> DATASET EXTRACT:
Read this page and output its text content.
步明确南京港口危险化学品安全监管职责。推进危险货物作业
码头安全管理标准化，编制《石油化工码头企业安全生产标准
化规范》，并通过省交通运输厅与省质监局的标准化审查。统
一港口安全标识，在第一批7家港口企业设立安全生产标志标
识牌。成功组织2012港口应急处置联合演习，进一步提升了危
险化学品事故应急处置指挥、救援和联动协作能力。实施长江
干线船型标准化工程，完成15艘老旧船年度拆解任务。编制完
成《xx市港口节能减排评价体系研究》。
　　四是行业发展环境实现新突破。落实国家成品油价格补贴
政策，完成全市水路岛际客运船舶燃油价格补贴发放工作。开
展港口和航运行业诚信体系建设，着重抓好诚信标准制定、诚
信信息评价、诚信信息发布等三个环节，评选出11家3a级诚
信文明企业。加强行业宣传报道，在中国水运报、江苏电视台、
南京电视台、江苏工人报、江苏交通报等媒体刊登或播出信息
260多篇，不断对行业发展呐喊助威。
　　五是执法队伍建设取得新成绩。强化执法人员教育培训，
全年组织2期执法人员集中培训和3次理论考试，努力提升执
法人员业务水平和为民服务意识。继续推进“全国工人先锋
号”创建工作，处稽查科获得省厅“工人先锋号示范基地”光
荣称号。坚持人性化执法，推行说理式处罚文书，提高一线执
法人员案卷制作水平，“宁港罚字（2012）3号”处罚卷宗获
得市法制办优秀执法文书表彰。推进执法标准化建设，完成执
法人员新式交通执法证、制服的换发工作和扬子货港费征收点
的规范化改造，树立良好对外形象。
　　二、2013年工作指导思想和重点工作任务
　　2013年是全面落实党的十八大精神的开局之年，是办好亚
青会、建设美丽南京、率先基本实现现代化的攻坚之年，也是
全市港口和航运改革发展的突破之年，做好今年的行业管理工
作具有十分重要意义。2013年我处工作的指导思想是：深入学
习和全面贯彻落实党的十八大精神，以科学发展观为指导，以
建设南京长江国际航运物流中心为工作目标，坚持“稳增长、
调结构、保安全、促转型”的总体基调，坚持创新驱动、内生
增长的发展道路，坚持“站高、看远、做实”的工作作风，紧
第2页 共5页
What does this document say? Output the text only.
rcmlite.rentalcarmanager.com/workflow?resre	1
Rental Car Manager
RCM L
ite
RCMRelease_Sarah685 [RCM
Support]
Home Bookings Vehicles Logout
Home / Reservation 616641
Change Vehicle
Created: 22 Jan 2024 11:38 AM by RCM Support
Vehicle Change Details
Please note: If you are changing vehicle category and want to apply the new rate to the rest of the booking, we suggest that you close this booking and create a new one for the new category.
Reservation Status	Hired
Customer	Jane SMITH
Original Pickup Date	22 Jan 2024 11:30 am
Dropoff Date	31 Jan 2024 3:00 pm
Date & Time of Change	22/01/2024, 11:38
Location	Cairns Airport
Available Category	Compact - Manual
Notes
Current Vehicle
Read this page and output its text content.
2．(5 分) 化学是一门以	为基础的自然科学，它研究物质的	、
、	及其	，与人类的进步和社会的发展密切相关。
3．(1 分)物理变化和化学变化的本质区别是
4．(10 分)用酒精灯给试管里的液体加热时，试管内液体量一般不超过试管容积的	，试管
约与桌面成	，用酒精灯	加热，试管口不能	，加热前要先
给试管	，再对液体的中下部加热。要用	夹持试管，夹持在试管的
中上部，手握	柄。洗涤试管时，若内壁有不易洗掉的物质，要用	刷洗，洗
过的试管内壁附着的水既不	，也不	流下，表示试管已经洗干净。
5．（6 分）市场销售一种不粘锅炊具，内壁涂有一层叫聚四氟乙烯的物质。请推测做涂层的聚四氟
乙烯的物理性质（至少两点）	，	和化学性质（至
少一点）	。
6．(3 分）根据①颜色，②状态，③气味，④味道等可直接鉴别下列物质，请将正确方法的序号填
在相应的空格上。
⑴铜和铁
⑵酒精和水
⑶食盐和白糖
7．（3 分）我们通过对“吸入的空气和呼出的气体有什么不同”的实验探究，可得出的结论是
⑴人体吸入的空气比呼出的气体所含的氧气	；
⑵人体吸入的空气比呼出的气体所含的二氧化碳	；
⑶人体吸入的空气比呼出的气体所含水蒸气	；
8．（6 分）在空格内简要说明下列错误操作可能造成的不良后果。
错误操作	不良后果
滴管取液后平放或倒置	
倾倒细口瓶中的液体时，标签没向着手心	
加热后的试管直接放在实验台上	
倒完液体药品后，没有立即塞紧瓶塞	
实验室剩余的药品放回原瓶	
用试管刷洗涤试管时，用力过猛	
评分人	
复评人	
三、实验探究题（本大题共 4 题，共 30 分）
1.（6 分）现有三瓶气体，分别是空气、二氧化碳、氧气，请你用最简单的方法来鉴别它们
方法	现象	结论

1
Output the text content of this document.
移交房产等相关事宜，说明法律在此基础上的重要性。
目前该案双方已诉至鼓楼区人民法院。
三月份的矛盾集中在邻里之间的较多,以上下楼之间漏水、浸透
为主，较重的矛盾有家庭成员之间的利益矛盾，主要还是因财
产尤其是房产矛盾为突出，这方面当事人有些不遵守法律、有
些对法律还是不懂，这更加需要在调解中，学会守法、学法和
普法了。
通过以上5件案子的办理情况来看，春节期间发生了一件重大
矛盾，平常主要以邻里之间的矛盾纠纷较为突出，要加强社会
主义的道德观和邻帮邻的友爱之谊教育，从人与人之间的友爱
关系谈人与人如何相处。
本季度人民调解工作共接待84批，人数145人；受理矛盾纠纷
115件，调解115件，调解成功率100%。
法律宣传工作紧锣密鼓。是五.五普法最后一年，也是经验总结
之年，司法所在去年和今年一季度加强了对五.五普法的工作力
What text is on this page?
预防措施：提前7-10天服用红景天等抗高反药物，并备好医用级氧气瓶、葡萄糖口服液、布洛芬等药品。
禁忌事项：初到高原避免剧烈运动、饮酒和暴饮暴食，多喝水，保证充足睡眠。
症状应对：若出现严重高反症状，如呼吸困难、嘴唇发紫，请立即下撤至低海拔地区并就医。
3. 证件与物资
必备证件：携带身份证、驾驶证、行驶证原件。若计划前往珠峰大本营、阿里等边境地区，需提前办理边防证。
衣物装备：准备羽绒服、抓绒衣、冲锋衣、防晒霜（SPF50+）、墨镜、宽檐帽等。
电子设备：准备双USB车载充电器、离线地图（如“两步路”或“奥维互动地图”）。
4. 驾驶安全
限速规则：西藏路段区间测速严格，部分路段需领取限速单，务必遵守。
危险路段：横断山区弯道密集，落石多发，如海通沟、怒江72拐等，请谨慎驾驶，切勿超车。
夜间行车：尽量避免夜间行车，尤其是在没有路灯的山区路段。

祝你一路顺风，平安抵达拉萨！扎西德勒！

> DIRECTIONS:
Set down the entries above again, word for word.

> WRITTEN ANSWER:
Read this page and output its text content.
步明确南京港口危险化学品安全监管职责。推进危险货物作业
码头安全管理标准化，编制《石油化工码头企业安全生产标准
化规范》，并通过省交通运输厅与省质监局的标准化审查。统
一港口安全标识，在第一批7家港口企业设立安全生产标志标
识牌。成功组织2012港口应急处置联合演习，进一步提升了危
险化学品事故应急处置指挥、救援和联动协作能力。实施长江
干线船型标准化工程，完成15艘老旧船年度拆解任务。编制完
成《xx市港口节能减排评价体系研究》。
　　四是行业发展环境实现新突破。落实国家成品油价格补贴
政策，完成全市水路岛际客运船舶燃油价格补贴发放工作。开
展港口和航运行业诚信体系建设，着重抓好诚信标准制定、诚
信信息评价、诚信信息发布等三个环节，评选出11家3a级诚
信文明企业。加强行业宣传报道，在中国水运报、江苏电视台、
南京电视台、江苏工人报、江苏交通报等媒体刊登或播出信息
260多篇，不断对行业发展呐喊助威。
　　五是执法队伍建设取得新成绩。强化执法人员教育培训，
全年组织2期执法人员集中培训和3次理论考试，努力提升执
法人员业务水平和为民服务意识。继续推进“全国工人先锋
号”创建工作，处稽查科获得省厅“工人先锋号示范基地”光
荣称号。坚持人性化执法，推行说理式处罚文书，提高一线执
法人员案卷制作水平，“宁港罚字（2012）3号”处罚卷宗获
得市法制办优秀执法文书表彰。推进执法标准化建设，完成执
法人员新式交通执法证、制服的换发工作和扬子货港费征收点
的规范化改造，树立良好对外形象。
　　二、2013年工作指导思想和重点工作任务
　　2013年是全面落实党的十八大精神的开局之年，是办好亚
青会、建设美丽南京、率先基本实现现代化的攻坚之年，也是
全市港口和航运改革发展的突破之年，做好今年的行业管理工
作具有十分重要意义。2013年我处工作的指导思想是：深入学
习和全面贯彻落实党的十八大精神，以科学发展观为指导，以
建设南京长江国际航运物流中心为工作目标，坚持“稳增长、
调结构、保安全、促转型”的总体基调，坚持创新驱动、内生
增长的发展道路，坚持“站高、看远、做实”的工作作风，紧
第2页 共5页
What does this document say? Output the text only.
rcmlite.rentalcarmanager.com/workflow?resre	1
Rental Car Manager
RCM L
ite
RCMRelease_Sarah685 [RCM
Support]
Home Bookings Vehicles Logout
Home / Reservation 616641
Change Vehicle
Created: 22 Jan 2024 11:38 AM by RCM Support
Vehicle Change Details
Please note: If you are changing vehicle category and want to apply the new rate to the rest of the booking, we suggest that you close this booking and create a new one for the new category.
Reservation Status	Hired
Customer	Jane SMITH
Original Pickup Date	22 Jan 2024 11:30 am
Dropoff Date	31 Jan 2024 3:00 pm
Date & Time of Change	22/01/2024, 11:38
Location	Cairns Airport
Available Category	Compact - Manual
Notes
Current Vehicle
Read this page and output its text content.
2．(5 分) 化学是一门以	为基础的自然科学，它研究物质的	、
、	及其	，与人类的进步和社会的发展密切相关。
3．(1 分)物理变化和化学变化的本质区别是
4．(10 分)用酒精灯给试管里的液体加热时，试管内液体量一般不超过试管容积的	，试管
约与桌面成	，用酒精灯	加热，试管口不能	，加热前要先
给试管	，再对液体的中下部加热。要用	夹持试管，夹持在试管的
中上部，手握	柄。洗涤试管时，若内壁有不易洗掉的物质，要用	刷洗，洗
过的试管内壁附着的水既不	，也不	流下，表示试管已经洗干净。
5．（6 分）市场销售一种不粘锅炊具，内壁涂有一层叫聚四氟乙烯的物质。请推测做涂层的聚四氟
乙烯的物理性质（至少两点）	，	和化学性质（至
少一点）	。
6．(3 分）根据①颜色，②状态，③气味，④味道等可直接鉴别下列物质，请将正确方法的序号填
在相应的空格上。
⑴铜和铁
⑵酒精和水
⑶食盐和白糖
7．（3 分）我们通过对“吸入的空气和呼出的气体有什么不同”的实验探究，可得出的结论是
⑴人体吸入的空气比呼出的气体所含的氧气	；
⑵人体吸入的空气比呼出的气体所含的二氧化碳	；
⑶人体吸入的空气比呼出的气体所含水蒸气	；
8．（6 分）在空格内简要说明下列错误操作可能造成的不良后果。
错误操作	不良后果
滴管取液后平放或倒置	
倾倒细口瓶中的液体时，标签没向着手心	
加热后的试管直接放在实验台上	
倒完液体药品后，没有立即塞紧瓶塞	
实验室剩余的药品放回原瓶	
用试管刷洗涤试管时，用力过猛	
评分人	
复评人	
三、实验探究题（本大题共 4 题，共 30 分）
1.（6 分）现有三瓶气体，分别是空气、二氧化碳、氧气，请你用最简单的方法来鉴别它们
方法	现象	结论

1
Output the text content of this document.
移交房产等相关事宜，说明法律在此基础上的重要性。
目前该案双方已诉至鼓楼区人民法院。
三月份的矛盾集中在邻里之间的较多,以上下楼之间漏水、浸透
为主，较重的矛盾有家庭成员之间的利益矛盾，主要还是因财
产尤其是房产矛盾为突出，这方面当事人有些不遵守法律、有
些对法律还是不懂，这更加需要在调解中，学会守法、学法和
普法了。
通过以上5件案子的办理情况来看，春节期间发生了一件重大
矛盾，平常主要以邻里之间的矛盾纠纷较为突出，要加强社会
主义的道德观和邻帮邻的友爱之谊教育，从人与人之间的友爱
关系谈人与人如何相处。
本季度人民调解工作共接待84批，人数145人；受理矛盾纠纷
115件，调解115件，调解成功率100%。
法律宣传工作紧锣密鼓。是五.五普法最后一年，也是经验总结
之年，司法所在去年和今年一季度加强了对五.五普法的工作力
What text is on this page?
预防措施：提前7-10天服用红景天等抗高反药物，并备好医用级氧气瓶、葡萄糖口服液、布洛芬等药品。
禁忌事项：初到高原避免剧烈运动、饮酒和暴饮暴食，多喝水，保证充足睡眠。
症状应对：若出现严重高反症状，如呼吸困难、嘴唇发紫，请立即下撤至低海拔地区并就医。
3. 证件与物资
必备证件：携带身份证、驾驶证、行驶证原件。若计划前往珠峰大本营、阿里等边境地区，需提前办理边防证。
衣物装备：准备羽绒服、抓绒衣、冲锋衣、防晒霜（SPF50+）、墨镜、宽檐帽等。
电子设备：准备双USB车载充电器、离线地图（如“两步路”或“奥维互动地图”）。
4. 驾驶安全
限速规则：西藏路段区间测速严格，部分路段需领取限速单，务必遵守。
危险路段：横断山区弯道密集，落石多发，如海通沟、怒江72拐等，请谨慎驾驶，切勿超车。
夜间行车：尽量避免夜间行车，尤其是在没有路灯的山区路段。

祝你一路顺风，平安抵达拉萨！扎西德勒！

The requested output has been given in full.